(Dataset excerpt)
----------
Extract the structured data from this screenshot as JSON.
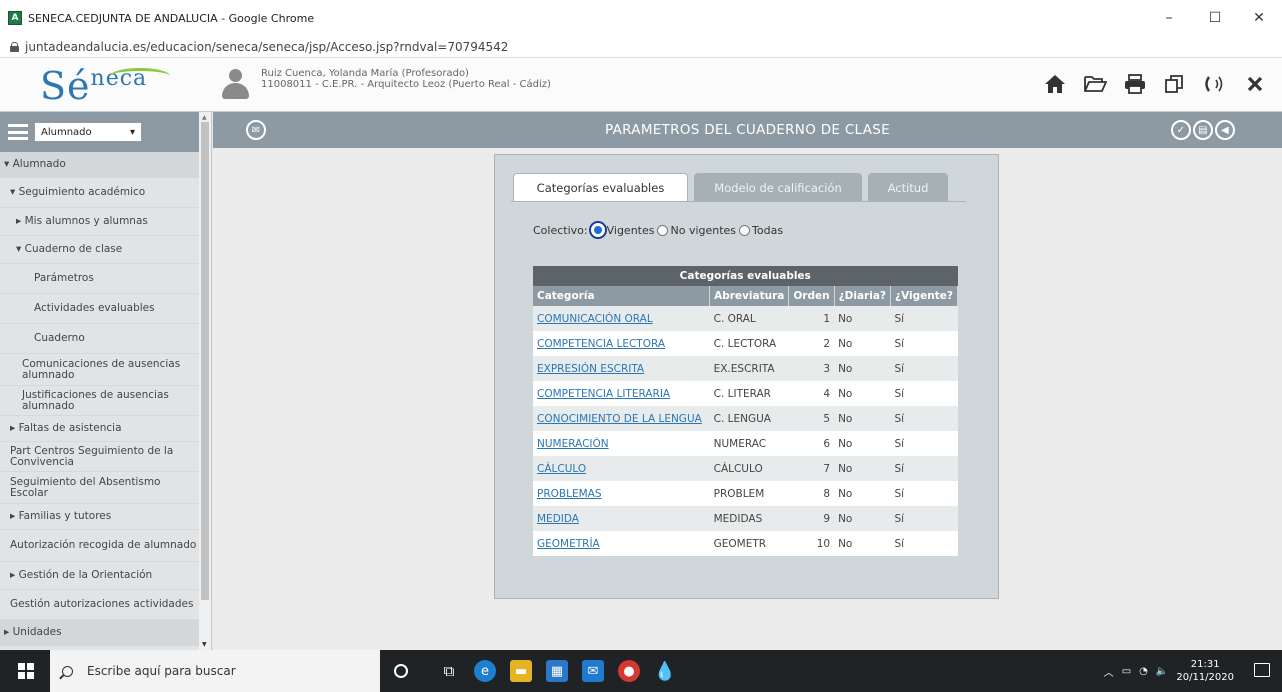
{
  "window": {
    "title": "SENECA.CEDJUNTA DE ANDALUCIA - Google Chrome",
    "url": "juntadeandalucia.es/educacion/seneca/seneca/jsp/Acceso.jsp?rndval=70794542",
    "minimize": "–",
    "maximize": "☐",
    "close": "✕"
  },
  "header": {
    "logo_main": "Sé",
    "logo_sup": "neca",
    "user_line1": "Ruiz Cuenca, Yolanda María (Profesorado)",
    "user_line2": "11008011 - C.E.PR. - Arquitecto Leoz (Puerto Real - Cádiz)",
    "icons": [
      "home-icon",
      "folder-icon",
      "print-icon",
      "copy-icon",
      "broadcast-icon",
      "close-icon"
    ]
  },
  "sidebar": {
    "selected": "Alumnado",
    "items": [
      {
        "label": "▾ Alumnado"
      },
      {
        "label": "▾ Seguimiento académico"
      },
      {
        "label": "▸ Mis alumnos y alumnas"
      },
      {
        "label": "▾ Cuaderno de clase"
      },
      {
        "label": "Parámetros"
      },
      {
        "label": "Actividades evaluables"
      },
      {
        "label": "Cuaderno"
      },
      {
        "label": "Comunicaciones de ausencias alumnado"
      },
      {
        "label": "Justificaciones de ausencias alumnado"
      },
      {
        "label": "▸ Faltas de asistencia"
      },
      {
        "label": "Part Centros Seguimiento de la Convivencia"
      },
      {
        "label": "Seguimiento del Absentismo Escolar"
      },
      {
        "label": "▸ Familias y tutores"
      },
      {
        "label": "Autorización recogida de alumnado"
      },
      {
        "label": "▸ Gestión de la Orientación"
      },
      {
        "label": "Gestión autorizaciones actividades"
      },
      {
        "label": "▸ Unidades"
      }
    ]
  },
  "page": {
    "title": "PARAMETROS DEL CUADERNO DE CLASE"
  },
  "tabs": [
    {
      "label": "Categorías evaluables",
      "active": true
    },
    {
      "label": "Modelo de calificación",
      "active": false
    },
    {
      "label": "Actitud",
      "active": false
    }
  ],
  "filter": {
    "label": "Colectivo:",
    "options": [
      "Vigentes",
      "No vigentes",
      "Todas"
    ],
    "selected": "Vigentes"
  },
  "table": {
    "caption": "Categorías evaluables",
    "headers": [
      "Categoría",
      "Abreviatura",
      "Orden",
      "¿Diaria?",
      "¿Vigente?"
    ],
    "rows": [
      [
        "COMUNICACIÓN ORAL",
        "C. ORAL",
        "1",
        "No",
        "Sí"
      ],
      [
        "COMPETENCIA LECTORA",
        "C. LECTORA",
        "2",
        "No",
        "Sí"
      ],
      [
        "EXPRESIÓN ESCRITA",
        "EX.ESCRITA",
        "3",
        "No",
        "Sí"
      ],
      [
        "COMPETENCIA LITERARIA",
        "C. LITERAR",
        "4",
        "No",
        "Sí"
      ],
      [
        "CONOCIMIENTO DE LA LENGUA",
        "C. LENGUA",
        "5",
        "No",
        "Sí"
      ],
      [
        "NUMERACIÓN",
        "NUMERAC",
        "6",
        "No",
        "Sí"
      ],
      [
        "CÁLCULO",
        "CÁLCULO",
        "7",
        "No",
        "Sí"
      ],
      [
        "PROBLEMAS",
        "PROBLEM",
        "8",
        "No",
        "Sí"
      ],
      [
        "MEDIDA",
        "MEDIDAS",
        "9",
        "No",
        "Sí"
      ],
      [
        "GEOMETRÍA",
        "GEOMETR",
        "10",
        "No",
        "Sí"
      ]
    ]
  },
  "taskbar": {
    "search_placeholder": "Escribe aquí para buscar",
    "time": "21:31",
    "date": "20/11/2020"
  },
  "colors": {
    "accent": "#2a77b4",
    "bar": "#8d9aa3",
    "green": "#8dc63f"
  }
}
----------
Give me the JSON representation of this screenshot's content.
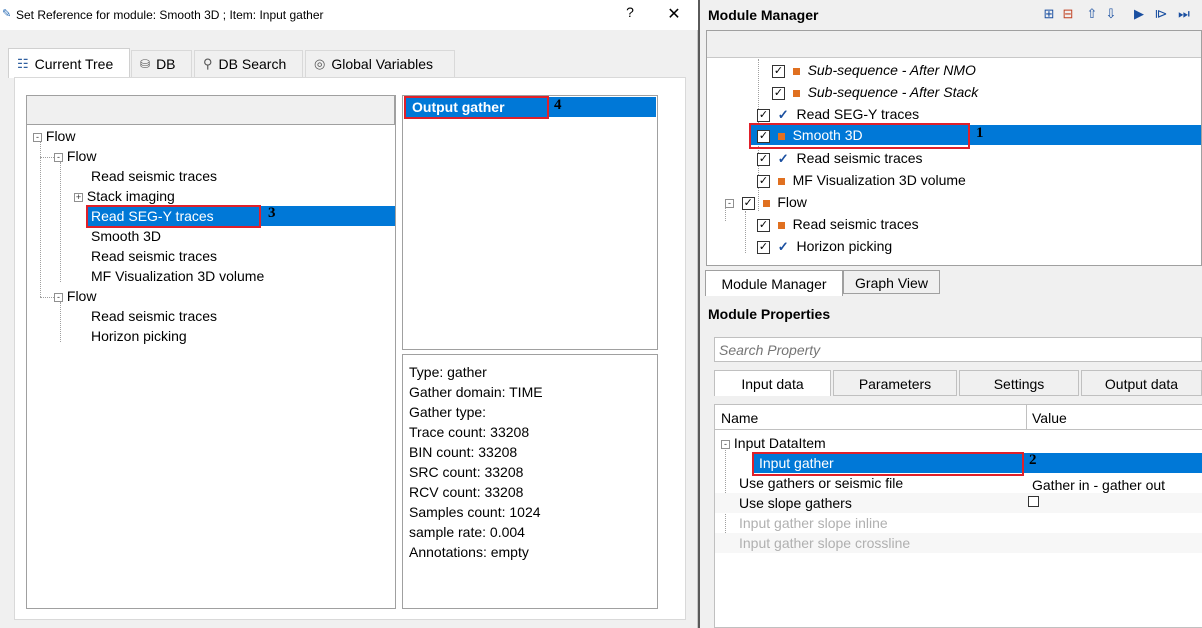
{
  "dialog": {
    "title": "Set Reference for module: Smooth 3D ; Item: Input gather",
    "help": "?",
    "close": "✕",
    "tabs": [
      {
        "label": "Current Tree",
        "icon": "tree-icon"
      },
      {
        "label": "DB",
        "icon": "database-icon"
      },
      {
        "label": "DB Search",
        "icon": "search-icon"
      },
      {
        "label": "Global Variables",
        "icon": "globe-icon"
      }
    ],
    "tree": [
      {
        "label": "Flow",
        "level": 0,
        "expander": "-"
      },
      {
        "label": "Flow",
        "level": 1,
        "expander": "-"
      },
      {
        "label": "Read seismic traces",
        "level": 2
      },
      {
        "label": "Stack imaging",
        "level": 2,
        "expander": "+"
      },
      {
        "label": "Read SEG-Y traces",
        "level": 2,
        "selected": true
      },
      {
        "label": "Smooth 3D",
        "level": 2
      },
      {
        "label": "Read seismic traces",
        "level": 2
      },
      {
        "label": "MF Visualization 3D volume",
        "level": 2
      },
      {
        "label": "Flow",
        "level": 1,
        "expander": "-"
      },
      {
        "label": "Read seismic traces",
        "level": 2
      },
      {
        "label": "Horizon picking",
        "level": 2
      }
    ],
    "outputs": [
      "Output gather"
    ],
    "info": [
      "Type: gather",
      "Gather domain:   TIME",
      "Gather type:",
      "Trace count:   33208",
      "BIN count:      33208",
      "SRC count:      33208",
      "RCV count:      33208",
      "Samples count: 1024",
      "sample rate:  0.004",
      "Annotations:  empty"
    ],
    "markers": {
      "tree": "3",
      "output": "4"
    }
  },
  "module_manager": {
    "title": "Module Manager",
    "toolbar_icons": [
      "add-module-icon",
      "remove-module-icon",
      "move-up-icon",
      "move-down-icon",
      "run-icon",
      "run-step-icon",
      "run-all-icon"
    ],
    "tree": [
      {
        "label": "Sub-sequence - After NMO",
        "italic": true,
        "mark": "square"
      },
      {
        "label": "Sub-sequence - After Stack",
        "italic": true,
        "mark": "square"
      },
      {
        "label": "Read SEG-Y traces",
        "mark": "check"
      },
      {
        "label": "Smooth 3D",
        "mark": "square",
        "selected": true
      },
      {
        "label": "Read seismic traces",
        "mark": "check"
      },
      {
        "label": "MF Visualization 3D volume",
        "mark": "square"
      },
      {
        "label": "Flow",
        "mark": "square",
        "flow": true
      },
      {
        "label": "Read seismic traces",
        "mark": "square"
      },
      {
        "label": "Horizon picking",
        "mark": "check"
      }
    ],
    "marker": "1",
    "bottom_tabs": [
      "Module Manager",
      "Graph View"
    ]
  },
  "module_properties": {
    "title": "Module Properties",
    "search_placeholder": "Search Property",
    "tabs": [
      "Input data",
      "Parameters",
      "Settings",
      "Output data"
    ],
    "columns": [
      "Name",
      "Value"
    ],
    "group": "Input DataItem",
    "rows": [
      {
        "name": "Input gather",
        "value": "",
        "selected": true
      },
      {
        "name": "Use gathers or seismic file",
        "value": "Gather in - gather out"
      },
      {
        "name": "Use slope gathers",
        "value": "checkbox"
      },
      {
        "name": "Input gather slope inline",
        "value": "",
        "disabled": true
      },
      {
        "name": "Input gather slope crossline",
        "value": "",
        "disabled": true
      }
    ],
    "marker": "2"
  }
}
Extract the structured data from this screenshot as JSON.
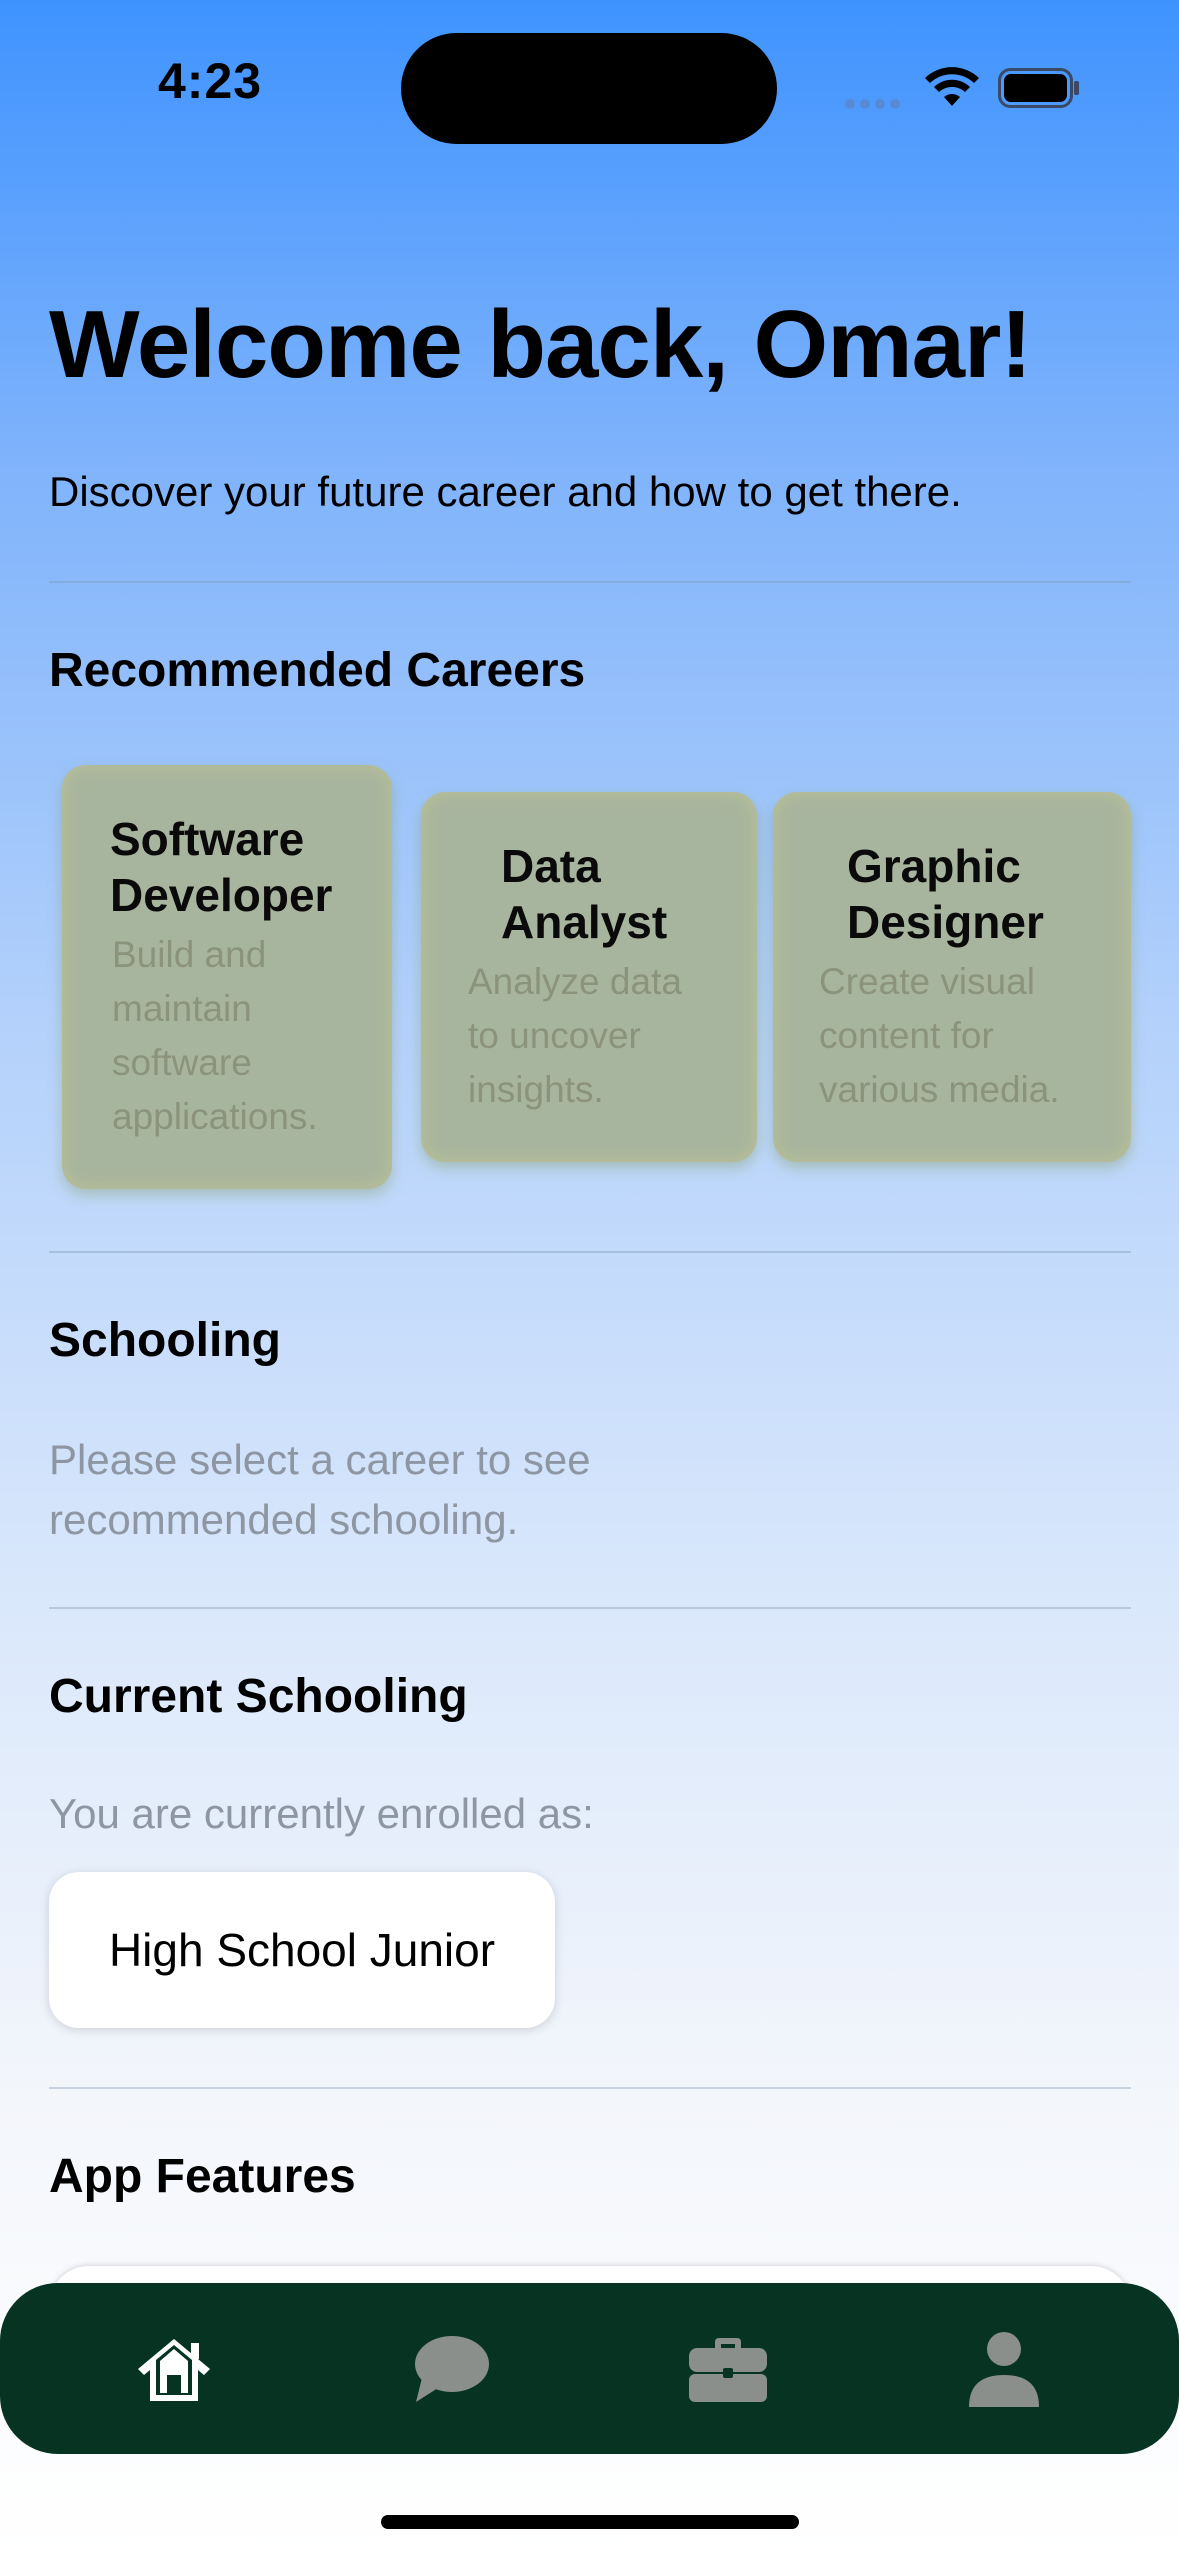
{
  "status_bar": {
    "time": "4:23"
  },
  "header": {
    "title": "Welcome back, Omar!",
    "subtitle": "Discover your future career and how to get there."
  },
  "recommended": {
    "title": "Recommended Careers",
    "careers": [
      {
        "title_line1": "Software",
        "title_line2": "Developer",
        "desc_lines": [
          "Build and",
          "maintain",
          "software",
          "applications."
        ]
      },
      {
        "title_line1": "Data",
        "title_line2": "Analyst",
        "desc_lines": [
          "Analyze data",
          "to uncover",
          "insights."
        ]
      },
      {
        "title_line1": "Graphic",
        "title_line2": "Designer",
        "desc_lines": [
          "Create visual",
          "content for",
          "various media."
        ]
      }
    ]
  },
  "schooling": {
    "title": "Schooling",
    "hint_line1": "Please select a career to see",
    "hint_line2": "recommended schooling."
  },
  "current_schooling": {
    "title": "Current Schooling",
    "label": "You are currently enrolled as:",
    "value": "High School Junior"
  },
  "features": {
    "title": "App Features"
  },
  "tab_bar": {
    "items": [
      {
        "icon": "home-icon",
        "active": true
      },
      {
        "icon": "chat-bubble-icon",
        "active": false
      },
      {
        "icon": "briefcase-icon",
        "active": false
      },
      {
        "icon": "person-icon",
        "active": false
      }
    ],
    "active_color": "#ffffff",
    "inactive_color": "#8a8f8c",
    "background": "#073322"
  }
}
----------
Exercise prompt: Pull out each line of the entries that contains "Categorías".

Output below:
      "label": "Categorías evaluables",
    "caption": "Categorías evaluables",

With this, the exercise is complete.